### Short exercise
Find the lines of data that contain the string "para", then list them.
— START Records for the exercise —
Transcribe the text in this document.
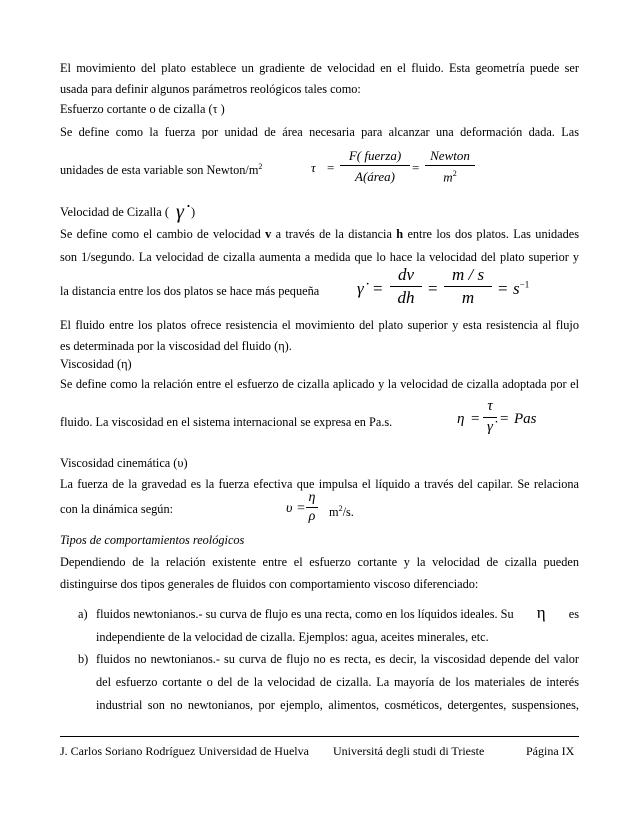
El movimiento del plato establece un gradiente de velocidad en el fluido. Esta geometría puede ser
usada para definir algunos parámetros reológicos tales como:
Esfuerzo cortante o de cizalla (τ )
Se define como la fuerza por unidad de área necesaria para alcanzar una deformación dada. Las
unidades de esta variable son Newton/$m^2$	τ =
F( fuerza)
A(área)
=
Newton
$m^2$
Velocidad de Cizalla ( γ̇ )
Se define como el cambio de velocidad v a través de la distancia h entre los dos platos. Las unidades
son 1/segundo. La velocidad de cizalla aumenta a medida que lo hace la velocidad del plato superior y
la distancia entre los dos platos se hace más pequeña γ̇ =
dv
dh =
m / s
m	= $s^{-1}$
El fluido entre los platos ofrece resistencia el movimiento del plato superior y esta resistencia al flujo
es determinada por la viscosidad del fluido (η).
Viscosidad (η)
Se define como la relación entre el esfuerzo de cizalla aplicado y la velocidad de cizalla adoptada por el
fluido. La viscosidad en el sistema internacional se expresa en Pa.s.	η =
τ
γ̇ = Pas
Viscosidad cinemática (υ)
La fuerza de la gravedad es la fuerza efectiva que impulsa el líquido a través del capilar. Se relaciona
con la dinámica según:	υ =
η
ρ $m^2/s$.
Tipos de comportamientos reológicos
Dependiendo de la relación existente entre el esfuerzo cortante y la velocidad de cizalla pueden
distinguirse dos tipos generales de fluidos con comportamiento viscoso diferenciado:
a) fluidos newtonianos.- su curva de flujo es una recta, como en los líquidos ideales. Su η es
independiente de la velocidad de cizalla. Ejemplos: agua, aceites minerales, etc.
b) fluidos no newtonianos.- su curva de flujo no es recta, es decir, la viscosidad depende del valor
del esfuerzo cortante o del de la velocidad de cizalla. La mayoría de los materiales de interés
industrial son no newtonianos, por ejemplo, alimentos, cosméticos, detergentes, suspensiones,
J. Carlos Soriano Rodríguez Universidad de Huelva Universitá degli studi di Trieste	Página IX
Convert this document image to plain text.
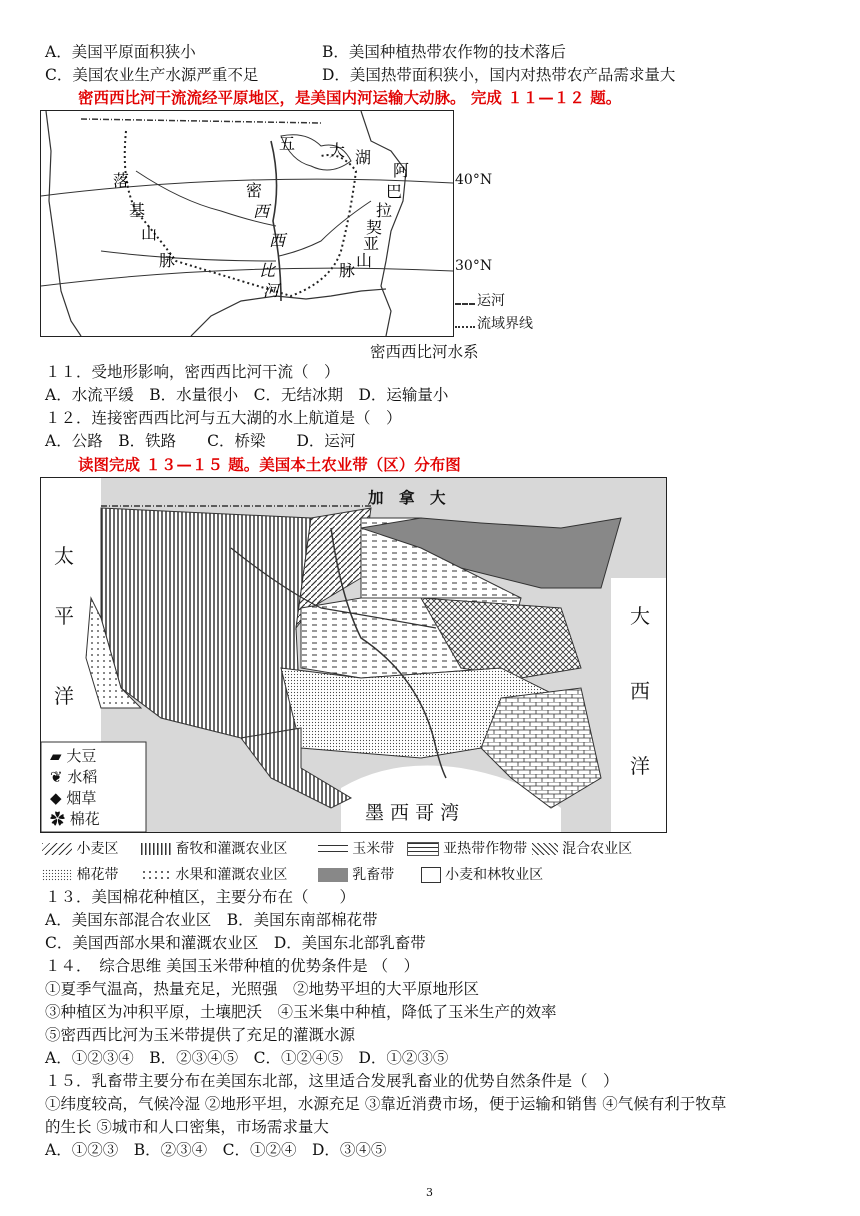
A．美国平原面积狭小	B．美国种植热带农作物的技术落后
C．美国农业生产水源严重不足	D．美国热带面积狭小，国内对热带农产品需求量大
密西西比河干流流经平原地区，是美国内河运输大动脉。 完成 １１—１２ 题。
五 大 湖
落
基
山
脉
密
西
西
比
河
阿
巴
拉
契
亚
山
脉
40°N
30°N
运河
流域界线
密西西比河水系
１１．受地形影响，密西西比河干流（　）
A．水流平缓　B．水量很小　C．无结冰期　D．运输量小
１２．连接密西西比河与五大湖的水上航道是（　）
A．公路　B．铁路　　C．桥梁　　D．运河
读图完成 １３—１５ 题。美国本土农业带（区）分布图
加　拿　大
太
平
洋
大
西
洋
墨 西 哥 湾
▰ 大豆
❦ 水稻
◆ 烟草
✿ 棉花
小麦区	畜牧和灌溉农业区	玉米带	亚热带作物带 混合农业区
棉花带	水果和灌溉农业区	乳畜带	小麦和林牧业区
１３．美国棉花种植区，主要分布在（　　）
A．美国东部混合农业区　B．美国东南部棉花带
C．美国西部水果和灌溉农业区　D．美国东北部乳畜带
１４．　综合思维 美国玉米带种植的优势条件是 （　）
①夏季气温高，热量充足，光照强　②地势平坦的大平原地形区
③种植区为冲积平原，土壤肥沃　④玉米集中种植，降低了玉米生产的效率
⑤密西西比河为玉米带提供了充足的灌溉水源
A．①②③④　B．②③④⑤　C．①②④⑤　D．①②③⑤
１５．乳畜带主要分布在美国东北部，这里适合发展乳畜业的优势自然条件是（　）
①纬度较高，气候冷湿 ②地形平坦，水源充足 ③靠近消费市场，便于运输和销售 ④气候有利于牧草
的生长 ⑤城市和人口密集，市场需求量大
A．①②③　B．②③④　C．①②④　D．③④⑤
3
— END Records for the exercise —
### Correct result
usada para definir algunos parámetros reológicos tales como:
Se define como la fuerza por unidad de área necesaria para alcanzar una deformación dada. Las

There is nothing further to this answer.